::: Provided data :::

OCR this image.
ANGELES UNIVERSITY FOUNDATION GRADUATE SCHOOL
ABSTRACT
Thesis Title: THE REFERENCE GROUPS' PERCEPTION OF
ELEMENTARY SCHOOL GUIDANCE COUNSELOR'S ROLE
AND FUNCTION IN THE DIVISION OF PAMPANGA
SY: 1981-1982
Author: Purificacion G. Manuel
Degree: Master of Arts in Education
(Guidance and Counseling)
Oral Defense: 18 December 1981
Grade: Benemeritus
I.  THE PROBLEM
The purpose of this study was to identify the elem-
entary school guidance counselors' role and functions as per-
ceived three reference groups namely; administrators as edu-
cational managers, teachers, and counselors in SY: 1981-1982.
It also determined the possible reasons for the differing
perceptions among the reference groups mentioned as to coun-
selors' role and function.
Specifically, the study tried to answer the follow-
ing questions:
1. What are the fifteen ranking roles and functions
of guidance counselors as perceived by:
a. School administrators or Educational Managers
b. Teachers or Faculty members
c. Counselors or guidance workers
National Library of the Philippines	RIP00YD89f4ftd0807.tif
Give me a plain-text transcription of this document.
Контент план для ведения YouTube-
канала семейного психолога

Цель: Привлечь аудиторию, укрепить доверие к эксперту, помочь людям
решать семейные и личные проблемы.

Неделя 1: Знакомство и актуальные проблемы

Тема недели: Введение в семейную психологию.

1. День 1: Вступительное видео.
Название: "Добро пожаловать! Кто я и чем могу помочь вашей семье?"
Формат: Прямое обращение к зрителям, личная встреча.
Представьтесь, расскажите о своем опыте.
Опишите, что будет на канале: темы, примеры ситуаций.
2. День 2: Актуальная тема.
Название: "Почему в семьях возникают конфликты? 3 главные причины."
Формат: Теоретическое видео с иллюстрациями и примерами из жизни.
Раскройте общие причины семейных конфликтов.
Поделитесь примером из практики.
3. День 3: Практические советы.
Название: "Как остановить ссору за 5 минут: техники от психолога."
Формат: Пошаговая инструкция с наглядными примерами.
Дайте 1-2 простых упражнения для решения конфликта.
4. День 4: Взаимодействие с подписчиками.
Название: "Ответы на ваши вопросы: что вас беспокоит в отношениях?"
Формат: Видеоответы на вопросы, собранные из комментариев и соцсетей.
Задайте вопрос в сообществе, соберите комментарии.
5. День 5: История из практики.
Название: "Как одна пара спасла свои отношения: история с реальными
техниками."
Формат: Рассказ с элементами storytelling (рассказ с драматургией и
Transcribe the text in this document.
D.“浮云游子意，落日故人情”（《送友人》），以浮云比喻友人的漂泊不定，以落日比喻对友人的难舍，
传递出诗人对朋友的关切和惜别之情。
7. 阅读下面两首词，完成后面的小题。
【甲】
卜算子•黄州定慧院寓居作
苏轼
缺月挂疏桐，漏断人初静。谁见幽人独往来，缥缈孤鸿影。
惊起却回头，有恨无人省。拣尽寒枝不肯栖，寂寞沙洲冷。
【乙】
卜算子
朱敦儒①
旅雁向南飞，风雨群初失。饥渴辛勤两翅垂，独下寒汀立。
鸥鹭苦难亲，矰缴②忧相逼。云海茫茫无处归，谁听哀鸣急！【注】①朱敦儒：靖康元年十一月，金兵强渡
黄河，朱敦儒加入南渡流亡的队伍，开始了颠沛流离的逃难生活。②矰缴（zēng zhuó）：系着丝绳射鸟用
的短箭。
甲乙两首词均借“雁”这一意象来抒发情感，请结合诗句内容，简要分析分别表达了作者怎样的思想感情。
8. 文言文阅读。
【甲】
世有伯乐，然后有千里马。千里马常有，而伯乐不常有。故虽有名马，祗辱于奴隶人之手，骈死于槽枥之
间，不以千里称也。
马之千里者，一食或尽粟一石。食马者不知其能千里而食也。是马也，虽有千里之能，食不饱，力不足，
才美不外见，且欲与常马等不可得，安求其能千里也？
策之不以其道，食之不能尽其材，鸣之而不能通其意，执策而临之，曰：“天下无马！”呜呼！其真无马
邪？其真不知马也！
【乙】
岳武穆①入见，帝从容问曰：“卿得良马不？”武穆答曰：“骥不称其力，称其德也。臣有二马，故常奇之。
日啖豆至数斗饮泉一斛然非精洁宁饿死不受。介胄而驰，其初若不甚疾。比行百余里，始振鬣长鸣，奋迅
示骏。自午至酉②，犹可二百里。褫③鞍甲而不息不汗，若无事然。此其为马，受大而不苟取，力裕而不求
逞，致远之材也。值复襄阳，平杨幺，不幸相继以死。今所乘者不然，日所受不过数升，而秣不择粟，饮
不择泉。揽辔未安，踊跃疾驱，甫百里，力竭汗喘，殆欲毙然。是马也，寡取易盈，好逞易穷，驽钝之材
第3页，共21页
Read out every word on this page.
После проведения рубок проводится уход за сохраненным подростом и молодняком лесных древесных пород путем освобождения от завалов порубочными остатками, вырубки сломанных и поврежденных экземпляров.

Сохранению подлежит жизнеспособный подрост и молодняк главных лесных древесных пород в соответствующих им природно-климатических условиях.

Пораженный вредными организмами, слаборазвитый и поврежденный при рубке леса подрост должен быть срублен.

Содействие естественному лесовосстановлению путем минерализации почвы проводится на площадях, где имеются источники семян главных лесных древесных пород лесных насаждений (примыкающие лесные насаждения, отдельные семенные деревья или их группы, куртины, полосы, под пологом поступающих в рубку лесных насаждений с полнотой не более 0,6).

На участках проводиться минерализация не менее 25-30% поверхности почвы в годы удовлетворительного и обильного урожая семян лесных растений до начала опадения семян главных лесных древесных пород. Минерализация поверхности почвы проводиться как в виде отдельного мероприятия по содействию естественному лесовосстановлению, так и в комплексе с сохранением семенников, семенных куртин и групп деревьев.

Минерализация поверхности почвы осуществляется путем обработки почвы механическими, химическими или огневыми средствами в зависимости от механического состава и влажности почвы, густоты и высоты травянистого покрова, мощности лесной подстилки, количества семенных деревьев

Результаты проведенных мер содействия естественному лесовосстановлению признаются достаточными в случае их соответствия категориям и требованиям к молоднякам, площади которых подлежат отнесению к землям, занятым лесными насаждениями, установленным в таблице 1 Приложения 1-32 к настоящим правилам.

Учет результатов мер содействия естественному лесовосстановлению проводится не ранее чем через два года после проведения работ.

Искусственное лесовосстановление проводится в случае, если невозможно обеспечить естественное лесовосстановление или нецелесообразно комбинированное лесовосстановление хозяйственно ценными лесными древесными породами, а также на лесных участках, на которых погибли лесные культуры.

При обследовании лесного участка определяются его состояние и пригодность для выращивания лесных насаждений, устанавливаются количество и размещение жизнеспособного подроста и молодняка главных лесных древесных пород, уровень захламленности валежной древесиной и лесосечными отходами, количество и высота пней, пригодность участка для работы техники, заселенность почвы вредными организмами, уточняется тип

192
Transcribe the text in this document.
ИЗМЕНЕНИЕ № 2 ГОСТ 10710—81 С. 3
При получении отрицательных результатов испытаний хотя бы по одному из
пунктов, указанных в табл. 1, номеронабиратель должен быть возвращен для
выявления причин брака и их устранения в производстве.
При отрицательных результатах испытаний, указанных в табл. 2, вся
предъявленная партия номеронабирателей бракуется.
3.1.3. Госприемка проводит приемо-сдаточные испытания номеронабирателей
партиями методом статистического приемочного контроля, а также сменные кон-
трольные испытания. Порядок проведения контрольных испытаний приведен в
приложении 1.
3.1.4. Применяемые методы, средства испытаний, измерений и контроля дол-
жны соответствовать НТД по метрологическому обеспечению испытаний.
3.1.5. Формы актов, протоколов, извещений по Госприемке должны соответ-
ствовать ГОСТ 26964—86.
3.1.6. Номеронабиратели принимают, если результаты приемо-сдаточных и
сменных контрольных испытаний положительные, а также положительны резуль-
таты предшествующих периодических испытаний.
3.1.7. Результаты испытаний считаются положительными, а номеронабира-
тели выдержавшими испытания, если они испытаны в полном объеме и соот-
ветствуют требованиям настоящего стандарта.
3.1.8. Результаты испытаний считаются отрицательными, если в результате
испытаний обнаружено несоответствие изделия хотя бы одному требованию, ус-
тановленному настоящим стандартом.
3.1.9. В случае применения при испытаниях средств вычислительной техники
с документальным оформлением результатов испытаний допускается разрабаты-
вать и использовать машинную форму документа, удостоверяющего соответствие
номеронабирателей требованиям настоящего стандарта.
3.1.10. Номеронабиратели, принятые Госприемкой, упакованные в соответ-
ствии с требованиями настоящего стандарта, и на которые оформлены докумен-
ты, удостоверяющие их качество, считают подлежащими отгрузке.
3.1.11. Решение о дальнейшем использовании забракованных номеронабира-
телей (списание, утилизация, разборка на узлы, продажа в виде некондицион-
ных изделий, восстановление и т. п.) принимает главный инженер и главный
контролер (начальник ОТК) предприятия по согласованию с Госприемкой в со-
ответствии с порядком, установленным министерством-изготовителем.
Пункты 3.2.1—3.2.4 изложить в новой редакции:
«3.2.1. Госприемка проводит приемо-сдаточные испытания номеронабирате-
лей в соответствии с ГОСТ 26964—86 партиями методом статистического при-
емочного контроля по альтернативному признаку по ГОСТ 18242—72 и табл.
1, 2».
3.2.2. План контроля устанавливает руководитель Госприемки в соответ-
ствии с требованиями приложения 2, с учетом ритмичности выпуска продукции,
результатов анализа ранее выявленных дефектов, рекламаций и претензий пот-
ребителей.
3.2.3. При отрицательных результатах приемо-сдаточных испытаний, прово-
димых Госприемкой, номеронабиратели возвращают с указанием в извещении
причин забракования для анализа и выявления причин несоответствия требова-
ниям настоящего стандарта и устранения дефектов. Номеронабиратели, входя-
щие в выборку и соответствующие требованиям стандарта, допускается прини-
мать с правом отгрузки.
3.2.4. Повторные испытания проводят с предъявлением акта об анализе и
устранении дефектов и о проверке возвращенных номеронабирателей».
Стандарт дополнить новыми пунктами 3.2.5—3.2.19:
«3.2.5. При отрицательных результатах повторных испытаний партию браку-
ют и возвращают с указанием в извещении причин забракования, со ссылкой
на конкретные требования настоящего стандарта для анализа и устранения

:::

Objective: Give only the number of lines in the entries above that hold the string "должен".

Exercise output: 2